EXERCISE DATA =>
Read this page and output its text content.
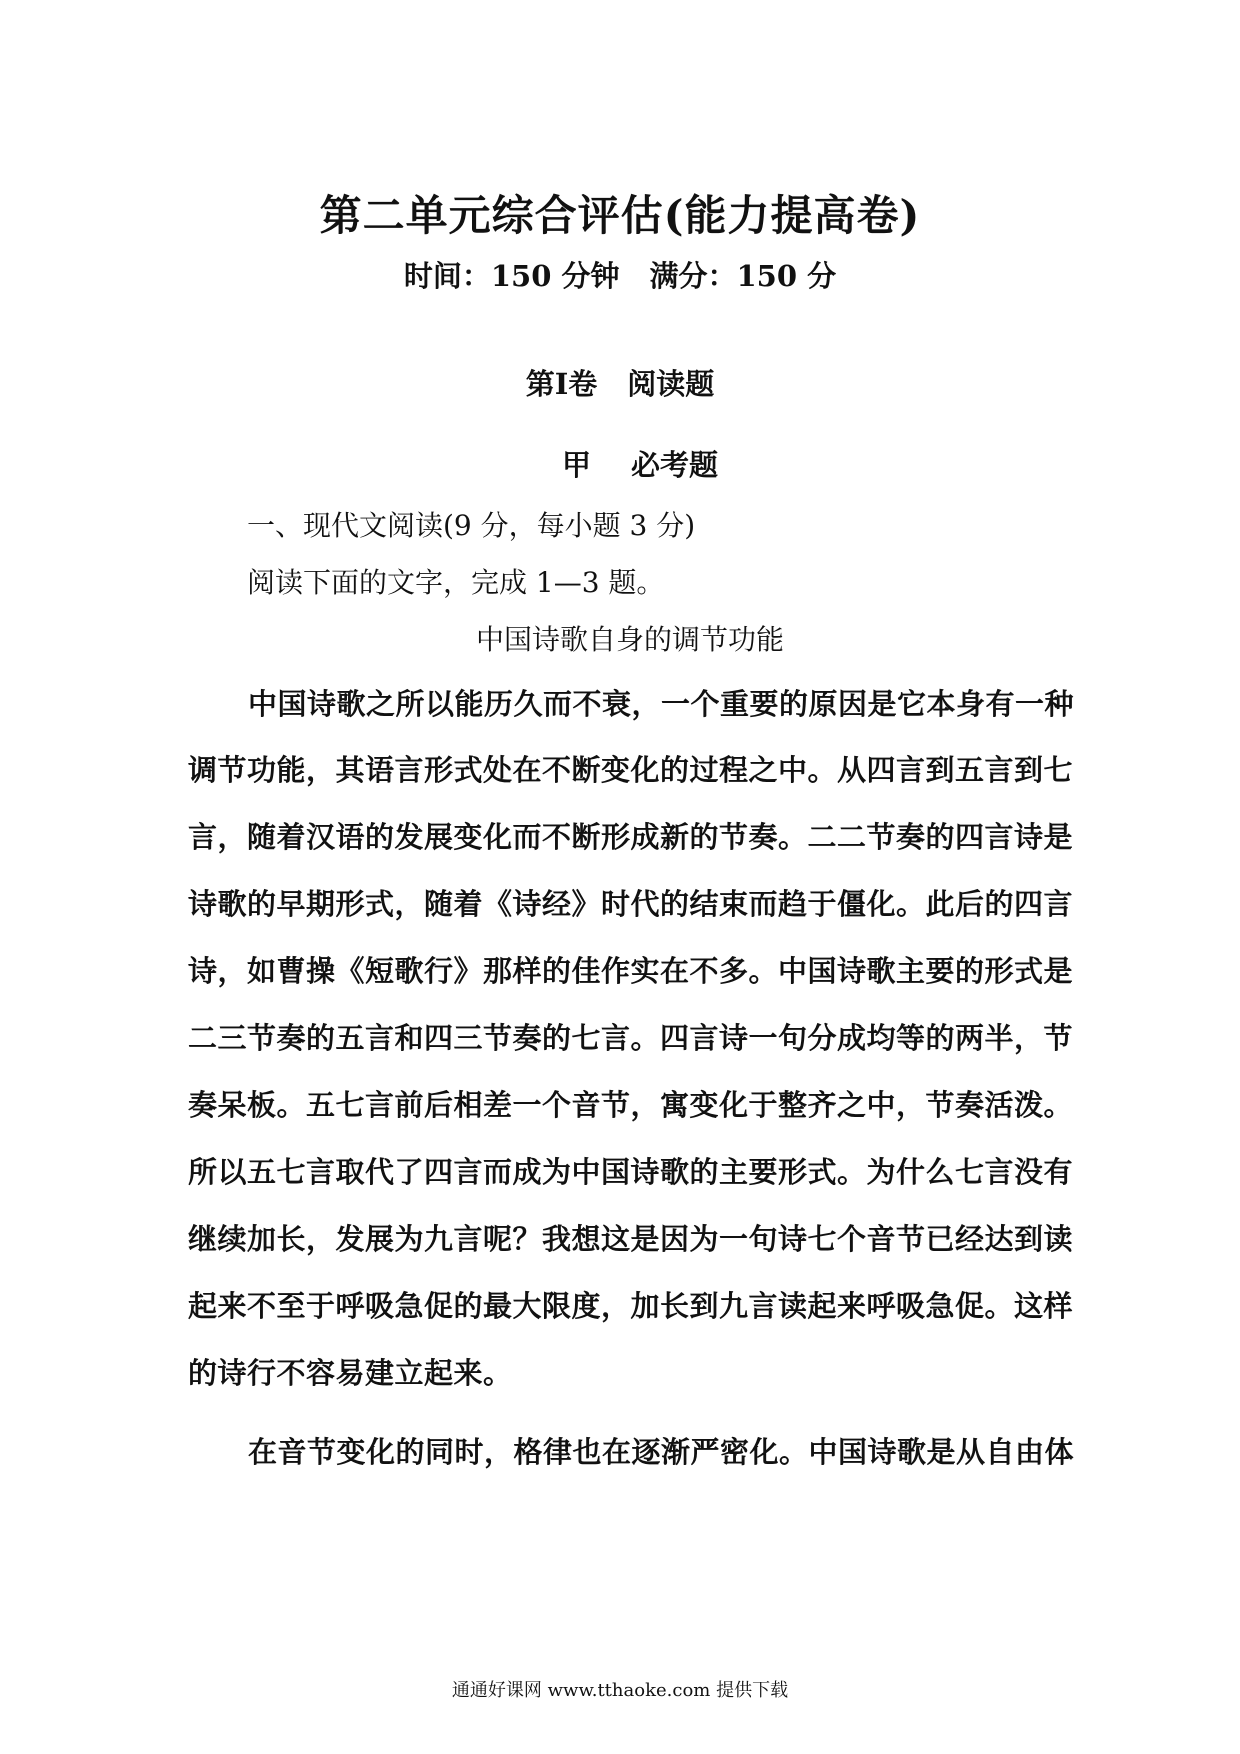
第二单元综合评估(能力提高卷)
时间：150 分钟 满分：150 分
第Ⅰ卷 阅读题
甲 必考题
一、现代文阅读(9 分，每小题 3 分)
阅读下面的文字，完成 1—3 题。
中国诗歌自身的调节功能
中国诗歌之所以能历久而不衰，一个重要的原因是它本身有一种
调节功能，其语言形式处在不断变化的过程之中。从四言到五言到七
言，随着汉语的发展变化而不断形成新的节奏。二二节奏的四言诗是
诗歌的早期形式，随着《诗经》时代的结束而趋于僵化。此后的四言
诗，如曹操《短歌行》那样的佳作实在不多。中国诗歌主要的形式是
二三节奏的五言和四三节奏的七言。四言诗一句分成均等的两半，节
奏呆板。五七言前后相差一个音节，寓变化于整齐之中，节奏活泼。
所以五七言取代了四言而成为中国诗歌的主要形式。为什么七言没有
继续加长，发展为九言呢？我想这是因为一句诗七个音节已经达到读
起来不至于呼吸急促的最大限度，加长到九言读起来呼吸急促。这样
的诗行不容易建立起来。
在音节变化的同时，格律也在逐渐严密化。中国诗歌是从自由体
通通好课网 www.tthaoke.com 提供下载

WHAT THIS TASK INVOLVES => Using the data above, print every line exactly, omitting pictures.

RESULT FOR THIS TASK =>
Read this page and output its text content.
第二单元综合评估(能力提高卷)
时间：150 分钟 满分：150 分
第Ⅰ卷 阅读题
甲 必考题
一、现代文阅读(9 分，每小题 3 分)
阅读下面的文字，完成 1—3 题。
中国诗歌自身的调节功能
中国诗歌之所以能历久而不衰，一个重要的原因是它本身有一种
调节功能，其语言形式处在不断变化的过程之中。从四言到五言到七
言，随着汉语的发展变化而不断形成新的节奏。二二节奏的四言诗是
诗歌的早期形式，随着《诗经》时代的结束而趋于僵化。此后的四言
诗，如曹操《短歌行》那样的佳作实在不多。中国诗歌主要的形式是
二三节奏的五言和四三节奏的七言。四言诗一句分成均等的两半，节
奏呆板。五七言前后相差一个音节，寓变化于整齐之中，节奏活泼。
所以五七言取代了四言而成为中国诗歌的主要形式。为什么七言没有
继续加长，发展为九言呢？我想这是因为一句诗七个音节已经达到读
起来不至于呼吸急促的最大限度，加长到九言读起来呼吸急促。这样
的诗行不容易建立起来。
在音节变化的同时，格律也在逐渐严密化。中国诗歌是从自由体
通通好课网 www.tthaoke.com 提供下载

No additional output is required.